Task goal: Filter the entries and keep only the lines where the string "wind" appears.

Exercise data:
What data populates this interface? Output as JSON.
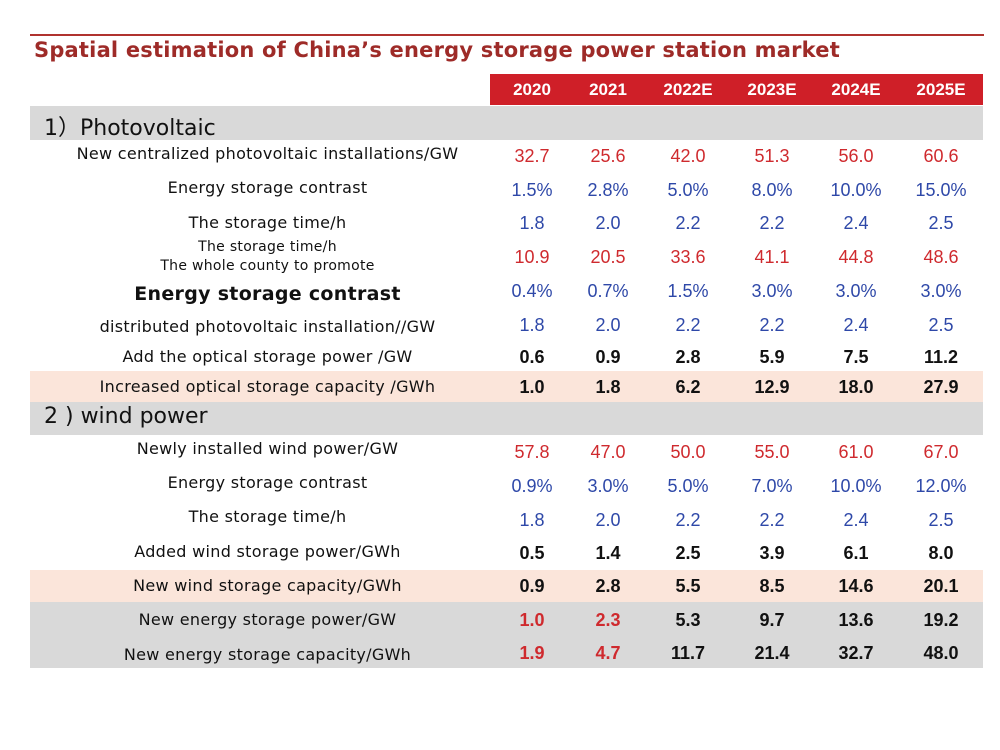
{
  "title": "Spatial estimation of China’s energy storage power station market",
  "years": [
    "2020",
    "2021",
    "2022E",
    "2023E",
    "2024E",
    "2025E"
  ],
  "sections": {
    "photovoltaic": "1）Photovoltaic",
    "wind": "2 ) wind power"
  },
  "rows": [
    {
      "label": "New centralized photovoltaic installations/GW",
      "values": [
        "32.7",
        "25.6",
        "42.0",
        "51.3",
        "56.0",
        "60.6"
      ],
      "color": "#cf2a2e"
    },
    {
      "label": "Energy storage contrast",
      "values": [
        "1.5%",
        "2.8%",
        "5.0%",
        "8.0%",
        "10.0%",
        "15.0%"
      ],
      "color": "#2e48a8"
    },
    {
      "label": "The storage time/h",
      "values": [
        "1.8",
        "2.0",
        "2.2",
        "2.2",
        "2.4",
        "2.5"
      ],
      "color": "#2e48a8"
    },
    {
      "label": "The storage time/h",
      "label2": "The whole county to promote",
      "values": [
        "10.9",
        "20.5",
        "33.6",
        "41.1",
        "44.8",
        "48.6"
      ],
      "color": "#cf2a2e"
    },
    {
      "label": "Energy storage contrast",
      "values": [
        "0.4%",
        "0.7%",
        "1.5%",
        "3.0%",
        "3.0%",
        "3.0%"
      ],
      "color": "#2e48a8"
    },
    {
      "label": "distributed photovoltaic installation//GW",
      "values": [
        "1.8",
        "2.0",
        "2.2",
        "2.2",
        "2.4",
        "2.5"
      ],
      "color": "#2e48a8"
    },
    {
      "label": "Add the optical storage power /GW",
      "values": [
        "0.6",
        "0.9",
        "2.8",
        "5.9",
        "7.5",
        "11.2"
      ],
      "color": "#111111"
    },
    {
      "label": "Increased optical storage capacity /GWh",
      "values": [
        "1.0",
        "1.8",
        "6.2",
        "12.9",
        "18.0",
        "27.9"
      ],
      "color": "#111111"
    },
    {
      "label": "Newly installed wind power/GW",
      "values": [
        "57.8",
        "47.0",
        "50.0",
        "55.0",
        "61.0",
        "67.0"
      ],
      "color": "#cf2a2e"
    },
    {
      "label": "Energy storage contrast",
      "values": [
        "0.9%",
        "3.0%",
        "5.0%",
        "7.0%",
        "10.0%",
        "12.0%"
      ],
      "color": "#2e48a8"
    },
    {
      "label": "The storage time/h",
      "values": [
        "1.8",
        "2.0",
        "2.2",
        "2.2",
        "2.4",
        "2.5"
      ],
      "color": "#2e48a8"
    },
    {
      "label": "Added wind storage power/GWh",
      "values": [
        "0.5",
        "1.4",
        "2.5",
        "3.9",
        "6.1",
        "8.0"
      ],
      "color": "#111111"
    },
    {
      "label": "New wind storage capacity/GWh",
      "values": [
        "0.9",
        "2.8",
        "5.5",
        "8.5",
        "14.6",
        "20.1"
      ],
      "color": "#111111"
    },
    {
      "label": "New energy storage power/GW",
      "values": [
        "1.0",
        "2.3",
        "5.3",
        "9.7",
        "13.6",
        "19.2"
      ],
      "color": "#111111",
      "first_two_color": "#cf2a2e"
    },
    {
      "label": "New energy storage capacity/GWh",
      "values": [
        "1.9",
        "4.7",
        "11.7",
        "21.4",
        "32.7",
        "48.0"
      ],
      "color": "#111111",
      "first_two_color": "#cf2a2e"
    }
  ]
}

Correct result:
    "wind": "2 ) wind power"
      "label": "Newly installed wind power/GW",
      "label": "Added wind storage power/GWh",
      "label": "New wind storage capacity/GWh",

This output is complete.